Give every entry again, word for word.
[Start The input]
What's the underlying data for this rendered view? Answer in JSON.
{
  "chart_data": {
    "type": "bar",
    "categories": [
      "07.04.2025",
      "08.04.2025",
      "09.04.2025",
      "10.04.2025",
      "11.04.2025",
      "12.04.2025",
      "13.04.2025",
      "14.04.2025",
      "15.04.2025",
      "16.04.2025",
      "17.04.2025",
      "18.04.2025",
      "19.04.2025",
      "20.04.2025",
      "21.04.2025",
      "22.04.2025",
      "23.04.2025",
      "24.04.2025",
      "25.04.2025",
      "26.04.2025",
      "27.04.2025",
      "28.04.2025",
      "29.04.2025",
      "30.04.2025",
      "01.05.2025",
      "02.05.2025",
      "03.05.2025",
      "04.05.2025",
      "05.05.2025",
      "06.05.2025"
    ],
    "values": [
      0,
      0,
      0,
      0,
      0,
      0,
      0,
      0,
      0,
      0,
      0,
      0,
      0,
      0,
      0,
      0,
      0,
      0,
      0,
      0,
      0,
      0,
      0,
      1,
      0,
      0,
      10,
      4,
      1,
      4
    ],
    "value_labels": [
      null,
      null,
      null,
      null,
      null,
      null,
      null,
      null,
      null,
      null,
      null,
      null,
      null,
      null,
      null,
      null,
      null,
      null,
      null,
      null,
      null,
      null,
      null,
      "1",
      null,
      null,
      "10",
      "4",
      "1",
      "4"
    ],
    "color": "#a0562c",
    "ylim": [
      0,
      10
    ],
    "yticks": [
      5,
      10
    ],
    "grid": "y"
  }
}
[End The input]
Solution below –
What's the underlying data for this rendered view? Answer in JSON.
{
  "chart_data": {
    "type": "bar",
    "categories": [
      "07.04.2025",
      "08.04.2025",
      "09.04.2025",
      "10.04.2025",
      "11.04.2025",
      "12.04.2025",
      "13.04.2025",
      "14.04.2025",
      "15.04.2025",
      "16.04.2025",
      "17.04.2025",
      "18.04.2025",
      "19.04.2025",
      "20.04.2025",
      "21.04.2025",
      "22.04.2025",
      "23.04.2025",
      "24.04.2025",
      "25.04.2025",
      "26.04.2025",
      "27.04.2025",
      "28.04.2025",
      "29.04.2025",
      "30.04.2025",
      "01.05.2025",
      "02.05.2025",
      "03.05.2025",
      "04.05.2025",
      "05.05.2025",
      "06.05.2025"
    ],
    "values": [
      0,
      0,
      0,
      0,
      0,
      0,
      0,
      0,
      0,
      0,
      0,
      0,
      0,
      0,
      0,
      0,
      0,
      0,
      0,
      0,
      0,
      0,
      0,
      1,
      0,
      0,
      10,
      4,
      1,
      4
    ],
    "value_labels": [
      null,
      null,
      null,
      null,
      null,
      null,
      null,
      null,
      null,
      null,
      null,
      null,
      null,
      null,
      null,
      null,
      null,
      null,
      null,
      null,
      null,
      null,
      null,
      "1",
      null,
      null,
      "10",
      "4",
      "1",
      "4"
    ],
    "color": "#a0562c",
    "ylim": [
      0,
      10
    ],
    "yticks": [
      5,
      10
    ],
    "grid": "y"
  }
}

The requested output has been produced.